What is asked | Reply with the count of lines holding "JSON", nothing more.

(Stored records)
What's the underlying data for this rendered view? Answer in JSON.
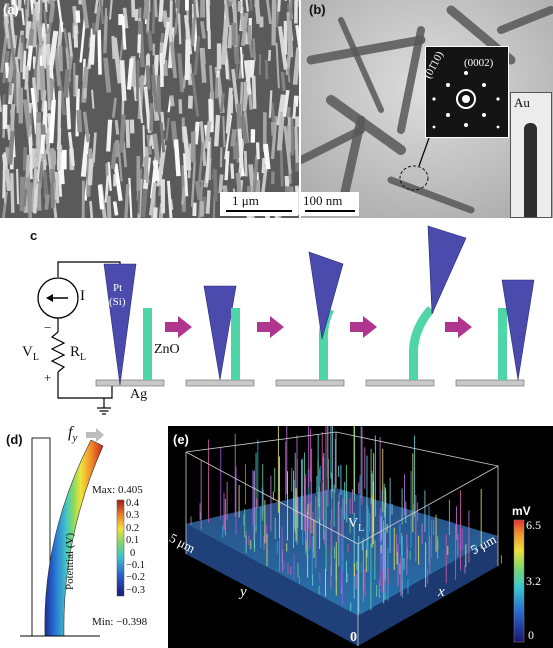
{
  "panel_a": {
    "label": "(a)",
    "scale": "1 μm"
  },
  "panel_b": {
    "label": "(b)",
    "scale": "100 nm",
    "sad_index_1": "(01̄10)",
    "sad_index_2": "(0002)",
    "inset_label": "Au"
  },
  "panel_c": {
    "label": "c",
    "source_label": "I",
    "voltage_label": "V",
    "voltage_sub": "L",
    "resistor_label": "R",
    "resistor_sub": "L",
    "minus": "−",
    "plus": "+",
    "tip_label_1": "Pt",
    "tip_label_2": "(Si)",
    "wire_label": "ZnO",
    "substrate_label": "Ag"
  },
  "panel_d": {
    "label": "(d)",
    "force_label": "f",
    "force_sub": "y",
    "max_label": "Max: 0.405",
    "min_label": "Min: −0.398",
    "colorbar_title": "Potential (V)",
    "ticks": [
      "0.4",
      "0.3",
      "0.2",
      "0.1",
      "0",
      "−0.1",
      "−0.2",
      "−0.3"
    ]
  },
  "panel_e": {
    "label": "(e)",
    "unit": "mV",
    "ticks": [
      "6.5",
      "3.2",
      "0"
    ],
    "peak_label": "V",
    "peak_sub": "L",
    "y_dim": "5 μm",
    "x_dim": "5 μm",
    "y_axis": "y",
    "x_axis": "x",
    "origin": "0"
  },
  "colors": {
    "tip": "#4a4bad",
    "wire": "#4fd6a8",
    "arrow": "#b0358f",
    "substrate": "#c8c8c8"
  }
}
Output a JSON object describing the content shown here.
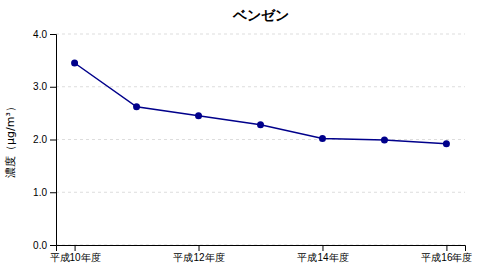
{
  "chart_data": {
    "type": "line",
    "title": "ベンゼン",
    "ylabel": "濃度（μg/m³）",
    "x": [
      0,
      1,
      2,
      3,
      4,
      5,
      6
    ],
    "values": [
      3.45,
      2.62,
      2.45,
      2.28,
      2.02,
      1.99,
      1.92
    ],
    "color": "#00008B",
    "marker": "circle",
    "xlim": [
      -0.3,
      6.3
    ],
    "xticks": [
      {
        "value": 0,
        "label": "平成10年度"
      },
      {
        "value": 2,
        "label": "平成12年度"
      },
      {
        "value": 4,
        "label": "平成14年度"
      },
      {
        "value": 6,
        "label": "平成16年度"
      }
    ],
    "ylim": [
      0.0,
      4.0
    ],
    "yticks": [
      {
        "value": 0.0,
        "label": "0.0"
      },
      {
        "value": 1.0,
        "label": "1.0"
      },
      {
        "value": 2.0,
        "label": "2.0"
      },
      {
        "value": 3.0,
        "label": "3.0"
      },
      {
        "value": 4.0,
        "label": "4.0"
      }
    ],
    "grid": "y"
  }
}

Output below | 2